◆ STATED EXERCISE
Copy each line of the entries that contains the word "桃毛兽王的大骨".

◆ TASK INPUT
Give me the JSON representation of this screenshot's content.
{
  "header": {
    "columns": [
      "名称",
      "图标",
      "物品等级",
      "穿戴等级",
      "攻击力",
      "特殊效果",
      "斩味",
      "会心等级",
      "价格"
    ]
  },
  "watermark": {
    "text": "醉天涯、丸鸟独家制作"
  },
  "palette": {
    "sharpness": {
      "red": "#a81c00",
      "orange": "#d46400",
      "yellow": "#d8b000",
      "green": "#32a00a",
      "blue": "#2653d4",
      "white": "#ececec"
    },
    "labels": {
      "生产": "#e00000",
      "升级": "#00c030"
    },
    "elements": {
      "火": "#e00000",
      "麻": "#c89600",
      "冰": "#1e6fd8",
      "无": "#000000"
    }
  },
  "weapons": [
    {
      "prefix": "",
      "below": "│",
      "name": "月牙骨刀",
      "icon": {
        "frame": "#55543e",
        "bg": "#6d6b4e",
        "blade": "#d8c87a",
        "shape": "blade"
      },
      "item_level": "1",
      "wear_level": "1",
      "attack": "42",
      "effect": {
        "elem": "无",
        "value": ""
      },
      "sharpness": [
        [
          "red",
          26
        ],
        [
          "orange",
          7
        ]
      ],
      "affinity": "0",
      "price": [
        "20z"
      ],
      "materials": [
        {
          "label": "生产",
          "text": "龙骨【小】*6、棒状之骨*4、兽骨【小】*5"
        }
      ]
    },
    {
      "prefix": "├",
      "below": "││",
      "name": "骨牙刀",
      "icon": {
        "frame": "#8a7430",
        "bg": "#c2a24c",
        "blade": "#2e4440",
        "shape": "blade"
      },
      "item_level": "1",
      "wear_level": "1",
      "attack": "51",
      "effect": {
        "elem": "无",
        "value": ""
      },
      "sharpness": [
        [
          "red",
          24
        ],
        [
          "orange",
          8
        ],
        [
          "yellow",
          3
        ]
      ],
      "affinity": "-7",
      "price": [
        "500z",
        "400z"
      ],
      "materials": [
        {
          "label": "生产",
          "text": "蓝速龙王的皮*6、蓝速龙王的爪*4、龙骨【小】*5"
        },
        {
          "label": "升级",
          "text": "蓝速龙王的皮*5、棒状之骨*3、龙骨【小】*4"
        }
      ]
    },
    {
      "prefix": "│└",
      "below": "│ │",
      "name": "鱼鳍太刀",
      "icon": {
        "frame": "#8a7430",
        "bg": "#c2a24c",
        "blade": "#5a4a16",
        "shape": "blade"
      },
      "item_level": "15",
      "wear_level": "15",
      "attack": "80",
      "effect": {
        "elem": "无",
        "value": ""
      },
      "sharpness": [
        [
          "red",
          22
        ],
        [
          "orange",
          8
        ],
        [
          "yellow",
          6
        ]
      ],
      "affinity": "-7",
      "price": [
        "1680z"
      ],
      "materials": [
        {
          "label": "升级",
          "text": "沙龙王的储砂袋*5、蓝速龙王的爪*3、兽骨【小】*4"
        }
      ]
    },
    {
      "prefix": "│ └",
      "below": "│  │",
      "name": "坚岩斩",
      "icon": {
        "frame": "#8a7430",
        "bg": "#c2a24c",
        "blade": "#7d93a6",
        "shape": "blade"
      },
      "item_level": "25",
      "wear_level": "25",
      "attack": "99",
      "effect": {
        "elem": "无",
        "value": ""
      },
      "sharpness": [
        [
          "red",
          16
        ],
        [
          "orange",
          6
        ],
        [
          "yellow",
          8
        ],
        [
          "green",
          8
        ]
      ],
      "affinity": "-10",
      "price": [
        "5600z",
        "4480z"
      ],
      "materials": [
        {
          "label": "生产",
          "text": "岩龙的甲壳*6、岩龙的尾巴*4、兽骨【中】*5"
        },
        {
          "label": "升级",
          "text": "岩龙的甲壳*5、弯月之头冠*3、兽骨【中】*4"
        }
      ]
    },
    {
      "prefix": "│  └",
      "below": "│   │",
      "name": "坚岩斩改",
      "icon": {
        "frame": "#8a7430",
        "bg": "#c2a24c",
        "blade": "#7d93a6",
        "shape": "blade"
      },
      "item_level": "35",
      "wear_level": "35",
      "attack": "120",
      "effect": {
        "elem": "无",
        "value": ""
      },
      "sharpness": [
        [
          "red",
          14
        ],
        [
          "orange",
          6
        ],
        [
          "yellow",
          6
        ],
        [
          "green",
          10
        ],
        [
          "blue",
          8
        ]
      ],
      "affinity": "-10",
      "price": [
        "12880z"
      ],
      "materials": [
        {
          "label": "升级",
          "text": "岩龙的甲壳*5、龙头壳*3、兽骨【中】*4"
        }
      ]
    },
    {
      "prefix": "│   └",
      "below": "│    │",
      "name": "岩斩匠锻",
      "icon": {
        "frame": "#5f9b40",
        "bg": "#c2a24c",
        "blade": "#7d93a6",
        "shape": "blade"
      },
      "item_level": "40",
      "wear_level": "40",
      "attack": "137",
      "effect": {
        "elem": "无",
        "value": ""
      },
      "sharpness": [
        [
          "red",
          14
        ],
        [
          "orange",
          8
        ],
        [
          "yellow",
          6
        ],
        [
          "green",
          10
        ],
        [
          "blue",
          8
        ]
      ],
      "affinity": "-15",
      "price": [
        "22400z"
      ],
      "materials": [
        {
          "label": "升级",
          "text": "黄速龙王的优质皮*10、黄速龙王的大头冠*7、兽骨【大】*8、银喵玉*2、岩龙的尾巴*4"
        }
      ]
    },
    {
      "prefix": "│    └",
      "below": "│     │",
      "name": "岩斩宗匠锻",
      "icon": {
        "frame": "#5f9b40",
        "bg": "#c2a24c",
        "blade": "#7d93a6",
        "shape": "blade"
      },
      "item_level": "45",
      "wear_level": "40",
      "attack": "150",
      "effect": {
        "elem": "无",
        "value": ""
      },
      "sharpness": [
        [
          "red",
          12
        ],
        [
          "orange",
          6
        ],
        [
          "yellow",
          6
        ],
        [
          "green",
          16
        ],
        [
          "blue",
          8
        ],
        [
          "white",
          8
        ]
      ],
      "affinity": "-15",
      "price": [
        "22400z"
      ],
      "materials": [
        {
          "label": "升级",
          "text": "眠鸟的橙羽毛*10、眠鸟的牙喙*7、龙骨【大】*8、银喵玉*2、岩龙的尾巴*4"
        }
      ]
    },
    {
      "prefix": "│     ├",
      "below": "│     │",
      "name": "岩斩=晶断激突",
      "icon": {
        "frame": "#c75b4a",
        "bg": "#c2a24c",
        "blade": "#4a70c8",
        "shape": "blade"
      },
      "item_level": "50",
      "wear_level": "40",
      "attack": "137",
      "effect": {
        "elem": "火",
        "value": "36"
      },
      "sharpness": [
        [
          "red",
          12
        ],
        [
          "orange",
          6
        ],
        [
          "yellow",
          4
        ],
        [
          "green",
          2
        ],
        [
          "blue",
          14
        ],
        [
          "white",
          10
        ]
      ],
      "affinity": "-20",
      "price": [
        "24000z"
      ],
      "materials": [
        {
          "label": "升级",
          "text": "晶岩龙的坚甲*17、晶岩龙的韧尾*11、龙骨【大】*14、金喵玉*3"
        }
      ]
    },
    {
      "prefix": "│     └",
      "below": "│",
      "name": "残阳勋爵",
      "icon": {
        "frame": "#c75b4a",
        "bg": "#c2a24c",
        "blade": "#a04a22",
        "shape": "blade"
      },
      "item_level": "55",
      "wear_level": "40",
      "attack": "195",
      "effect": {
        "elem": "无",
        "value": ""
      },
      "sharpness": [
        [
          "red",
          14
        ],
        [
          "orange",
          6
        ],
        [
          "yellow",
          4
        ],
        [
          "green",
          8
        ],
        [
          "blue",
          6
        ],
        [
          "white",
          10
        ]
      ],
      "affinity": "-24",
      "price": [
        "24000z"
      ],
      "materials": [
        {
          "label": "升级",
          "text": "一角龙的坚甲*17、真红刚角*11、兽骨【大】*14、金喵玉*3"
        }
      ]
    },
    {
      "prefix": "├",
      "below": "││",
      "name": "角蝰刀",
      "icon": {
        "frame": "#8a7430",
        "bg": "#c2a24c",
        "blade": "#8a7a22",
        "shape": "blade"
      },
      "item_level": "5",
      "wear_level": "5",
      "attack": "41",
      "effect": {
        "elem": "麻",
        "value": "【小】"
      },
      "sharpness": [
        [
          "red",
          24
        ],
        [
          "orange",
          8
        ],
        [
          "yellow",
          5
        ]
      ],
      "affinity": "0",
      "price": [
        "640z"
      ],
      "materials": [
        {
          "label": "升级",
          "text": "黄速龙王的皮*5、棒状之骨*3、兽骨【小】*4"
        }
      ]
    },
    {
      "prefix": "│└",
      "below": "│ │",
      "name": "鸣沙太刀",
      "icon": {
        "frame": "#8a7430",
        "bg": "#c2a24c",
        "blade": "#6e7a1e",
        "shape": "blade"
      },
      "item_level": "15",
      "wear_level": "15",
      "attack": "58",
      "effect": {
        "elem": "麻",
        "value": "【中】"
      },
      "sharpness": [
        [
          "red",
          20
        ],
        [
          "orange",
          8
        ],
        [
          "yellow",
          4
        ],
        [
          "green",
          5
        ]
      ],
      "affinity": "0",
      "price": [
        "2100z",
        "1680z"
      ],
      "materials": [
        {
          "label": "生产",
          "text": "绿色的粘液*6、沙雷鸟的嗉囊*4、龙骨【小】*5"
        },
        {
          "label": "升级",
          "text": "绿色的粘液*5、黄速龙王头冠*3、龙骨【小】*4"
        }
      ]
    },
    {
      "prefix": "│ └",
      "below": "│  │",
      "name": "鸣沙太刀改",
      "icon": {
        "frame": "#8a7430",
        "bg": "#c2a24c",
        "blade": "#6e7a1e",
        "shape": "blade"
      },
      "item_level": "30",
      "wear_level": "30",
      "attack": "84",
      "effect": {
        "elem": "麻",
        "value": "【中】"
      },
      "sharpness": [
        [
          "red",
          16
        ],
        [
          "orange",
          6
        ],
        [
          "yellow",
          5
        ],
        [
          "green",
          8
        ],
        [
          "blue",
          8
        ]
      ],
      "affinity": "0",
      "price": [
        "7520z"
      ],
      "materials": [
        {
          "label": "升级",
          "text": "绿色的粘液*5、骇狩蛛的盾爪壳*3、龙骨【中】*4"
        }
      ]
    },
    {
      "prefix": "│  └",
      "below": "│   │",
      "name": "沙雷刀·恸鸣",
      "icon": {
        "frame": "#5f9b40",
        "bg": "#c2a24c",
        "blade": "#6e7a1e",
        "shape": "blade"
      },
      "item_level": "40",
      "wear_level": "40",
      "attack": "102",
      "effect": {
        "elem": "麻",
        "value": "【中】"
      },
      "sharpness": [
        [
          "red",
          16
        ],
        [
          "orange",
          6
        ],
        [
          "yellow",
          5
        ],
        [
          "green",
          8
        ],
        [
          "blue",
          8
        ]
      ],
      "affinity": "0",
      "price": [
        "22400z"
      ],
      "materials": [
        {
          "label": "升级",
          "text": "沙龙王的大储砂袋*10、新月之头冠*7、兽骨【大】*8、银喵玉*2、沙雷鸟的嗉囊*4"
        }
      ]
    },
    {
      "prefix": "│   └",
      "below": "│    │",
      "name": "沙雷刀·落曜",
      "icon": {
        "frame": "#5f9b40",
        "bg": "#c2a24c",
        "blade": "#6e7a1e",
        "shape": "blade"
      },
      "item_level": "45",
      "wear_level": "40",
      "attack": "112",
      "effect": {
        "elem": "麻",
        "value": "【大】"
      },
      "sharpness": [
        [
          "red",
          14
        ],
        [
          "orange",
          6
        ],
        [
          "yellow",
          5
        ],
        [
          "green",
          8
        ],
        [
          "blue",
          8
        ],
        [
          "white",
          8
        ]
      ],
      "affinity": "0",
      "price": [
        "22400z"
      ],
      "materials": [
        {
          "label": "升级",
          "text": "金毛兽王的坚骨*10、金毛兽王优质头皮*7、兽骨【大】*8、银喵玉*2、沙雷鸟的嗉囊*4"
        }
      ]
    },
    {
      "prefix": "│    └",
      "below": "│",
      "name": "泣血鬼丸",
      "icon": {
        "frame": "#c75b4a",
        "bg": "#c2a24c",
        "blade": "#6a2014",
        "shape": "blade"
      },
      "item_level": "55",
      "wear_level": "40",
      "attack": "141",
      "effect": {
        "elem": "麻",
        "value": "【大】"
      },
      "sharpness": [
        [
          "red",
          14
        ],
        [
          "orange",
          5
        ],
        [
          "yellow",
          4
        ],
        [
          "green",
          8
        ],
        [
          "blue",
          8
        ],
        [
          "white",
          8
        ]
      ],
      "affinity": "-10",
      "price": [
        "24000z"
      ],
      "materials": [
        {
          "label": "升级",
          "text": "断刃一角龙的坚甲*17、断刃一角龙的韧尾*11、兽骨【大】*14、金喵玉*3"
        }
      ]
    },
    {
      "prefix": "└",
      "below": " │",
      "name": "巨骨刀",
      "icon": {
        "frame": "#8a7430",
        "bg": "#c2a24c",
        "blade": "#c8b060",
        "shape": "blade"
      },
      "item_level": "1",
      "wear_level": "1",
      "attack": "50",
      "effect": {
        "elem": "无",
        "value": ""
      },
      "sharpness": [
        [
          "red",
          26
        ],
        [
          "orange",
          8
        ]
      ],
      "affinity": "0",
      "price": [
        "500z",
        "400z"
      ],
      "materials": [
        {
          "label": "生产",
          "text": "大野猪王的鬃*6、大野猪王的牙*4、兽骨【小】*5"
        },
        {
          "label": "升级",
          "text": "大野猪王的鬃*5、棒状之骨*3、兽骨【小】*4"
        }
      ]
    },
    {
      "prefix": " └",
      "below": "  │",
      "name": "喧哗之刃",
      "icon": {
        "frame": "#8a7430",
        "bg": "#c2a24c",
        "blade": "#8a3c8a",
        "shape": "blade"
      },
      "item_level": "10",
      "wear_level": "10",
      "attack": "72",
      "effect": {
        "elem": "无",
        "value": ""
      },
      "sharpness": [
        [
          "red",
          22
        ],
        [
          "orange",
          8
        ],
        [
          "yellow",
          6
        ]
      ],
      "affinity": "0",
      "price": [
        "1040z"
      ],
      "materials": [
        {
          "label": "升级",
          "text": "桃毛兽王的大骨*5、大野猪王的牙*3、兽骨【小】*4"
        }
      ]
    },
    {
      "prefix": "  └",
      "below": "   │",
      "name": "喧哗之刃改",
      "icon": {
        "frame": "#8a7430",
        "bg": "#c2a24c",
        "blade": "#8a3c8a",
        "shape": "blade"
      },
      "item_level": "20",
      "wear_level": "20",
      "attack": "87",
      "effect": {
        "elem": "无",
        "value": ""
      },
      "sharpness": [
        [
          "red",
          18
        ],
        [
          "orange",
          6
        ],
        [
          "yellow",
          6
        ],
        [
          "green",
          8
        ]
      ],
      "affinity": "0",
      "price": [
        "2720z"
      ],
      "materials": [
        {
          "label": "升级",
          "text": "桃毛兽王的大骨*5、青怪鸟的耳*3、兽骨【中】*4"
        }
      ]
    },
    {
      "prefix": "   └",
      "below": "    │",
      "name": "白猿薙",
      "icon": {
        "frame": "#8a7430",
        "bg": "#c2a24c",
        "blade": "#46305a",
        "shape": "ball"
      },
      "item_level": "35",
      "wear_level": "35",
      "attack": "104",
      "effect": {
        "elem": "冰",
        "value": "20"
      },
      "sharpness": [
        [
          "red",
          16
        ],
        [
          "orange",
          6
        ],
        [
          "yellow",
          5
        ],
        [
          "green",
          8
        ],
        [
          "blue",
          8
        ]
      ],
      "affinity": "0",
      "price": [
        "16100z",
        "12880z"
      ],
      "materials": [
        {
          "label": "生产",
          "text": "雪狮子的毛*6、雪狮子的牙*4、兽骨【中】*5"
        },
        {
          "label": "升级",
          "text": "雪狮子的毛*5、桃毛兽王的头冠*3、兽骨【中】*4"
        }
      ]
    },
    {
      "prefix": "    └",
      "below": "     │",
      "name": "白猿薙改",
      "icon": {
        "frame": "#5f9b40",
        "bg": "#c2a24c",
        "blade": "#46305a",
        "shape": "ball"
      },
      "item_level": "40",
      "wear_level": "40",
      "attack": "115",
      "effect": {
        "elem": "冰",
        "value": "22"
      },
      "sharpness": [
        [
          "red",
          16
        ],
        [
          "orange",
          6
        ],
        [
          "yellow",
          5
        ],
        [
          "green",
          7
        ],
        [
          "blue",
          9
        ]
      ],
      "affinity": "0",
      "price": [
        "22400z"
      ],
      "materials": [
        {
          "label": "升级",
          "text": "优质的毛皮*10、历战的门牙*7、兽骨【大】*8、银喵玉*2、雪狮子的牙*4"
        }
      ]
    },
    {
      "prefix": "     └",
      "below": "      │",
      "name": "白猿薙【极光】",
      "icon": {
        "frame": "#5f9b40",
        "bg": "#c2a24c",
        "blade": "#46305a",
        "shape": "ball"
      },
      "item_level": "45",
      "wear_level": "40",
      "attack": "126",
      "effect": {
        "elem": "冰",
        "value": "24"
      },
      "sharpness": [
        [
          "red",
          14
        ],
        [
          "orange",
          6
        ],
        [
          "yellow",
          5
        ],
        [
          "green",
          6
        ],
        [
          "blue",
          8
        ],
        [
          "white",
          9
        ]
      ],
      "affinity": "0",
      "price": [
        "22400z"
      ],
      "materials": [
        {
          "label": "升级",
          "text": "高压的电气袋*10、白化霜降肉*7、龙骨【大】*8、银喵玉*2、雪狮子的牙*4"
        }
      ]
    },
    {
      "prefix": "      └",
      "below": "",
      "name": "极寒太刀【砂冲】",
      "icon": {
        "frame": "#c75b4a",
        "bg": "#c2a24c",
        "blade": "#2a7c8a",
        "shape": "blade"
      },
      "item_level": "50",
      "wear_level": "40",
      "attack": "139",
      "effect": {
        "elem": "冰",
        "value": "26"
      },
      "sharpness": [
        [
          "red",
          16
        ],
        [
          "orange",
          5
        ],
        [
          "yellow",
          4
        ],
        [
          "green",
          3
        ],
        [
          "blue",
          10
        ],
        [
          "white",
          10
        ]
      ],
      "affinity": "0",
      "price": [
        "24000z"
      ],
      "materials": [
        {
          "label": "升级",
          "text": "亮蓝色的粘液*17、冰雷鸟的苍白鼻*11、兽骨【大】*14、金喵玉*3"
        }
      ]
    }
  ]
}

◆ FINAL RESULT
          "text": "桃毛兽王的大骨*5、大野猪王的牙*3、兽骨【小】*4"
          "text": "桃毛兽王的大骨*5、青怪鸟的耳*3、兽骨【中】*4"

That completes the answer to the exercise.